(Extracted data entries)

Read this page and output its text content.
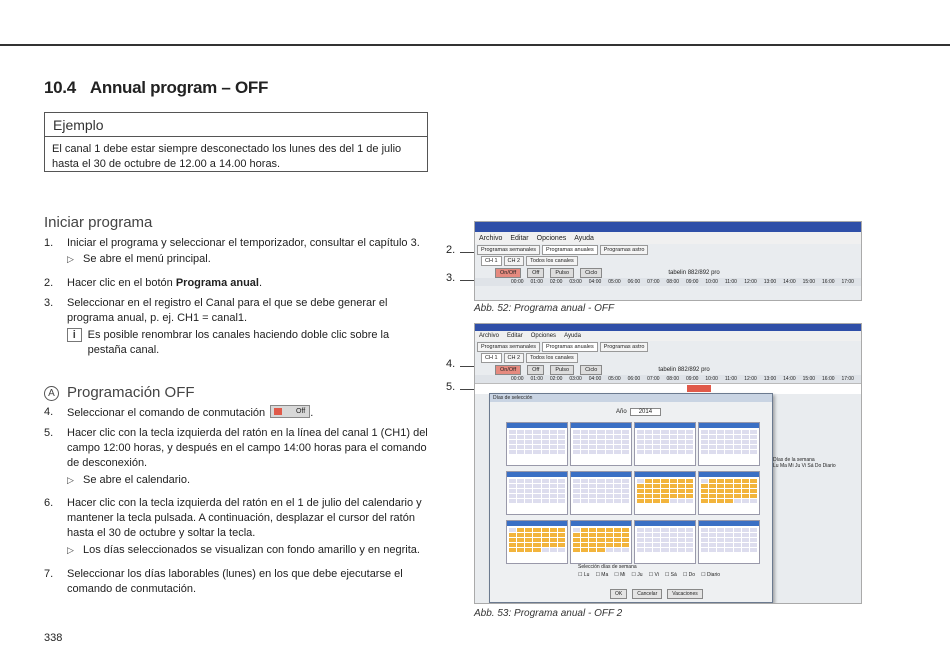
10.4 Annual program – OFF
Ejemplo
El canal 1 debe estar siempre desconectado los lunes des del 1 de julio hasta el 30 de octubre de 12.00 a 14.00 horas.
Iniciar programa
1. Iniciar el programa y seleccionar el temporizador, consultar el capítulo 3.
▷ Se abre el menú principal.
2. Hacer clic en el botón Programa anual.
3. Seleccionar en el registro el Canal para el que se debe generar el programa anual, p. ej. CH1 = canal1.
i	Es posible renombrar los canales haciendo doble clic sobre la pestaña canal.
A Programación OFF
4. Seleccionar el comando de conmutación	Off .
5. Hacer clic con la tecla izquierda del ratón en la línea del canal 1 (CH1) del campo 12:00 horas, y después en el campo 14:00 horas para el comando de desconexión.
▷ Se abre el calendario.
6. Hacer clic con la tecla izquierda del ratón en el 1 de julio del calendario y mantener la tecla pulsada. A continuación, desplazar el cursor del ratón hasta el 30 de octubre y soltar la tecla.
▷ Los días seleccionados se visualizan con fondo amarillo y en negrita.
7. Seleccionar los días laborables (lunes) en los que debe ejecutarse el comando de conmutación.
338
2.
3.
Archivo Editar Opciones Ayuda
Programas semanales	Programas anuales	Programas astro
CH 1	CH 2	Todos los canales
On/Off	Off	Pulso	Ciclo	tabelin 882/892 pro
00:00	01:00	02:00	03:00	04:00	05:00	06:00	07:00	08:00	09:00	10:00	11:00	12:00	13:00	14:00	15:00	16:00	17:00
Abb. 52: Programa anual - OFF
4.
5.
Archivo Editar Opciones Ayuda
Programas semanales	Programas anuales	Programas astro
CH 1	CH 2	Todos los canales
On/Off	Off	Pulso	Ciclo	tabelin 882/892 pro
00:00	01:00	02:00	03:00	04:00	05:00	06:00	07:00	08:00	09:00	10:00	11:00	12:00	13:00	14:00	15:00	16:00	17:00
Días de la semana
Lu Ma Mi Ju Vi Sá Do Diario
Días de selección
Año 2014
Selección días de semana
☐ Lu ☐ Ma ☐ Mi ☐ Ju ☐ Vi ☐ Sá ☐ Do ☐ Diario
OK	Cancelar	Vacaciones
Abb. 53: Programa anual - OFF 2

_What you have to do_
Report the number of lines in the listing above that include the word "abre", and nothing else.

_Finished exercise_
2